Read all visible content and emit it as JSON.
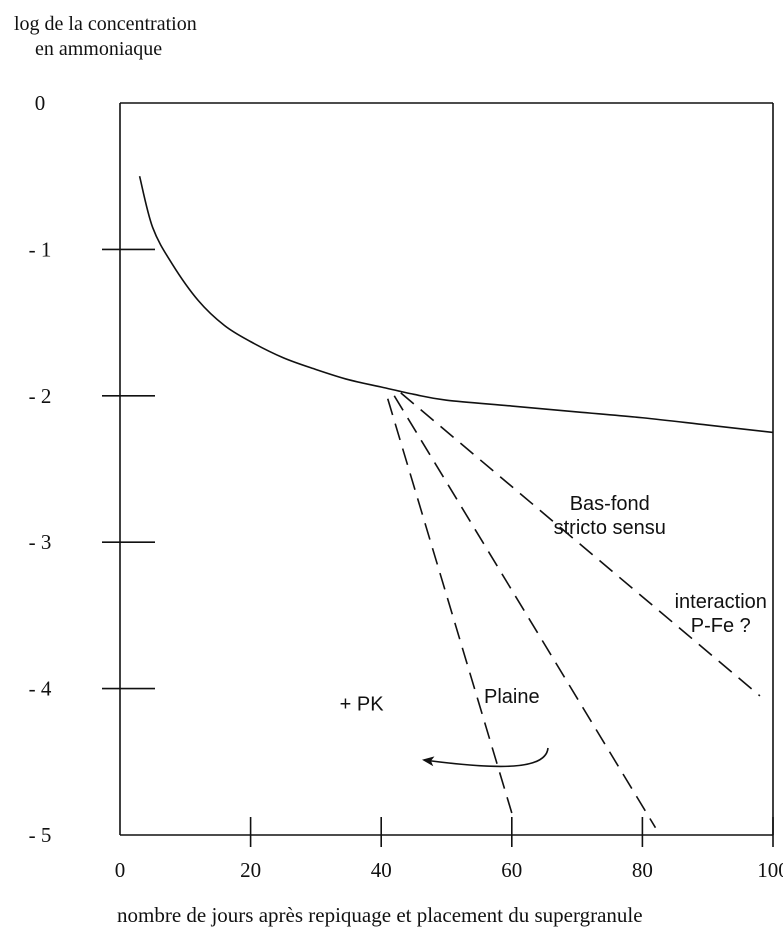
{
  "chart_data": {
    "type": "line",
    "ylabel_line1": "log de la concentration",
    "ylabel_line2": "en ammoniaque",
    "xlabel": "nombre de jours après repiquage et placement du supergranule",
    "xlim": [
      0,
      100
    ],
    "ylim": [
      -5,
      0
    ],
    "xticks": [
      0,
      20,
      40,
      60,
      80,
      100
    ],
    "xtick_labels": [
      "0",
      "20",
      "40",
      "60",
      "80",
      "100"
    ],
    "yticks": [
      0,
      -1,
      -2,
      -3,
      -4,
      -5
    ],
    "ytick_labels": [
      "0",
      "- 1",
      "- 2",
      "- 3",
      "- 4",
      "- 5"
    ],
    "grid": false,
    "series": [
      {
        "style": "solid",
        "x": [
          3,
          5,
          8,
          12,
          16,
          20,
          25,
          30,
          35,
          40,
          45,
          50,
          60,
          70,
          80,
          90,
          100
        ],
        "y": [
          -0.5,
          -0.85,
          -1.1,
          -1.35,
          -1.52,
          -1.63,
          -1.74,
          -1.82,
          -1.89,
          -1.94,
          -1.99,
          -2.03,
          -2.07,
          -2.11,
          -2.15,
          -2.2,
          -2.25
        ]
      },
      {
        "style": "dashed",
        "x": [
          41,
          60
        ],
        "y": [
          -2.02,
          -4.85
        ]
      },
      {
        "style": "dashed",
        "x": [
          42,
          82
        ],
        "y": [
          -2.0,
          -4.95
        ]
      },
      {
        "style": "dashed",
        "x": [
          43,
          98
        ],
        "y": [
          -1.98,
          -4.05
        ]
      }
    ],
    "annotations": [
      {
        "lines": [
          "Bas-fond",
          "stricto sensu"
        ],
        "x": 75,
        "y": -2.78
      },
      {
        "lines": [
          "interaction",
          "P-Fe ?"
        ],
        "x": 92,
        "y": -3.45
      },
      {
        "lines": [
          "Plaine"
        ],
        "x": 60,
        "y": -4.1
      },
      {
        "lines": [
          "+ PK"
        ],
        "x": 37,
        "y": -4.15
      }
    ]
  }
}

***

▸ Written exercise
Without the pictures, repeat all the records word for word.

▸ Output of the task
Read all visible content and emit it as JSON.
{
  "chart_data": {
    "type": "line",
    "ylabel_line1": "log de la concentration",
    "ylabel_line2": "en ammoniaque",
    "xlabel": "nombre de jours après repiquage et placement du supergranule",
    "xlim": [
      0,
      100
    ],
    "ylim": [
      -5,
      0
    ],
    "xticks": [
      0,
      20,
      40,
      60,
      80,
      100
    ],
    "xtick_labels": [
      "0",
      "20",
      "40",
      "60",
      "80",
      "100"
    ],
    "yticks": [
      0,
      -1,
      -2,
      -3,
      -4,
      -5
    ],
    "ytick_labels": [
      "0",
      "- 1",
      "- 2",
      "- 3",
      "- 4",
      "- 5"
    ],
    "grid": false,
    "series": [
      {
        "style": "solid",
        "x": [
          3,
          5,
          8,
          12,
          16,
          20,
          25,
          30,
          35,
          40,
          45,
          50,
          60,
          70,
          80,
          90,
          100
        ],
        "y": [
          -0.5,
          -0.85,
          -1.1,
          -1.35,
          -1.52,
          -1.63,
          -1.74,
          -1.82,
          -1.89,
          -1.94,
          -1.99,
          -2.03,
          -2.07,
          -2.11,
          -2.15,
          -2.2,
          -2.25
        ]
      },
      {
        "style": "dashed",
        "x": [
          41,
          60
        ],
        "y": [
          -2.02,
          -4.85
        ]
      },
      {
        "style": "dashed",
        "x": [
          42,
          82
        ],
        "y": [
          -2.0,
          -4.95
        ]
      },
      {
        "style": "dashed",
        "x": [
          43,
          98
        ],
        "y": [
          -1.98,
          -4.05
        ]
      }
    ],
    "annotations": [
      {
        "lines": [
          "Bas-fond",
          "stricto sensu"
        ],
        "x": 75,
        "y": -2.78
      },
      {
        "lines": [
          "interaction",
          "P-Fe ?"
        ],
        "x": 92,
        "y": -3.45
      },
      {
        "lines": [
          "Plaine"
        ],
        "x": 60,
        "y": -4.1
      },
      {
        "lines": [
          "+ PK"
        ],
        "x": 37,
        "y": -4.15
      }
    ]
  }
}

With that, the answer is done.